### EXERCISE TASK:
Retype each line exactly. Skip images.

── DATA TO PROCESS

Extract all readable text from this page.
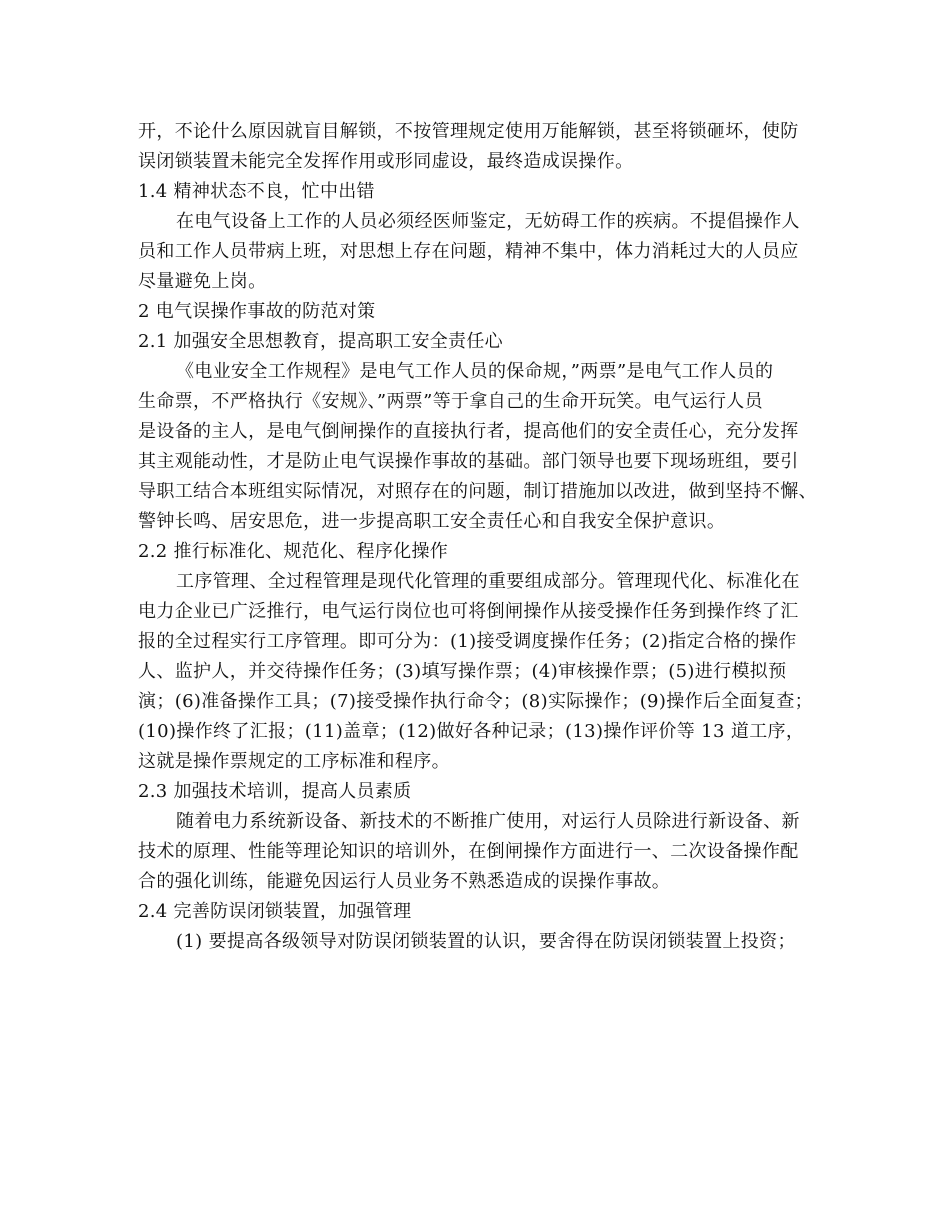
开，不论什么原因就盲目解锁，不按管理规定使用万能解锁，甚至将锁砸坏，使防
误闭锁装置未能完全发挥作用或形同虚设，最终造成误操作。
1.4 精神状态不良，忙中出错
在电气设备上工作的人员必须经医师鉴定，无妨碍工作的疾病。不提倡操作人
员和工作人员带病上班，对思想上存在问题，精神不集中，体力消耗过大的人员应
尽量避免上岗。
2 电气误操作事故的防范对策
2.1 加强安全思想教育，提高职工安全责任心
《电业安全工作规程》是电气工作人员的保命规，”两票”是电气工作人员的
生命票，不严格执行《安规》、”两票”等于拿自己的生命开玩笑。电气运行人员
是设备的主人，是电气倒闸操作的直接执行者，提高他们的安全责任心，充分发挥
其主观能动性，才是防止电气误操作事故的基础。部门领导也要下现场班组，要引
导职工结合本班组实际情况，对照存在的问题，制订措施加以改进，做到坚持不懈、
警钟长鸣、居安思危，进一步提高职工安全责任心和自我安全保护意识。
2.2 推行标准化、规范化、程序化操作
工序管理、全过程管理是现代化管理的重要组成部分。管理现代化、标准化在
电力企业已广泛推行，电气运行岗位也可将倒闸操作从接受操作任务到操作终了汇
报的全过程实行工序管理。即可分为：(1)接受调度操作任务；(2)指定合格的操作
人、监护人，并交待操作任务；(3)填写操作票；(4)审核操作票；(5)进行模拟预
演；(6)准备操作工具；(7)接受操作执行命令；(8)实际操作；(9)操作后全面复查；
(10)操作终了汇报；(11)盖章；(12)做好各种记录；(13)操作评价等 13 道工序，
这就是操作票规定的工序标准和程序。
2.3 加强技术培训，提高人员素质
随着电力系统新设备、新技术的不断推广使用，对运行人员除进行新设备、新
技术的原理、性能等理论知识的培训外，在倒闸操作方面进行一、二次设备操作配
合的强化训练，能避免因运行人员业务不熟悉造成的误操作事故。
2.4 完善防误闭锁装置，加强管理
(1) 要提高各级领导对防误闭锁装置的认识，要舍得在防误闭锁装置上投资；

────

### RESULT FOR THIS EXERCISE:
Extract all readable text from this page.
开，不论什么原因就盲目解锁，不按管理规定使用万能解锁，甚至将锁砸坏，使防
误闭锁装置未能完全发挥作用或形同虚设，最终造成误操作。
1.4 精神状态不良，忙中出错
在电气设备上工作的人员必须经医师鉴定，无妨碍工作的疾病。不提倡操作人
员和工作人员带病上班，对思想上存在问题，精神不集中，体力消耗过大的人员应
尽量避免上岗。
2 电气误操作事故的防范对策
2.1 加强安全思想教育，提高职工安全责任心
《电业安全工作规程》是电气工作人员的保命规，”两票”是电气工作人员的
生命票，不严格执行《安规》、”两票”等于拿自己的生命开玩笑。电气运行人员
是设备的主人，是电气倒闸操作的直接执行者，提高他们的安全责任心，充分发挥
其主观能动性，才是防止电气误操作事故的基础。部门领导也要下现场班组，要引
导职工结合本班组实际情况，对照存在的问题，制订措施加以改进，做到坚持不懈、
警钟长鸣、居安思危，进一步提高职工安全责任心和自我安全保护意识。
2.2 推行标准化、规范化、程序化操作
工序管理、全过程管理是现代化管理的重要组成部分。管理现代化、标准化在
电力企业已广泛推行，电气运行岗位也可将倒闸操作从接受操作任务到操作终了汇
报的全过程实行工序管理。即可分为：(1)接受调度操作任务；(2)指定合格的操作
人、监护人，并交待操作任务；(3)填写操作票；(4)审核操作票；(5)进行模拟预
演；(6)准备操作工具；(7)接受操作执行命令；(8)实际操作；(9)操作后全面复查；
(10)操作终了汇报；(11)盖章；(12)做好各种记录；(13)操作评价等 13 道工序，
这就是操作票规定的工序标准和程序。
2.3 加强技术培训，提高人员素质
随着电力系统新设备、新技术的不断推广使用，对运行人员除进行新设备、新
技术的原理、性能等理论知识的培训外，在倒闸操作方面进行一、二次设备操作配
合的强化训练，能避免因运行人员业务不熟悉造成的误操作事故。
2.4 完善防误闭锁装置，加强管理
(1) 要提高各级领导对防误闭锁装置的认识，要舍得在防误闭锁装置上投资；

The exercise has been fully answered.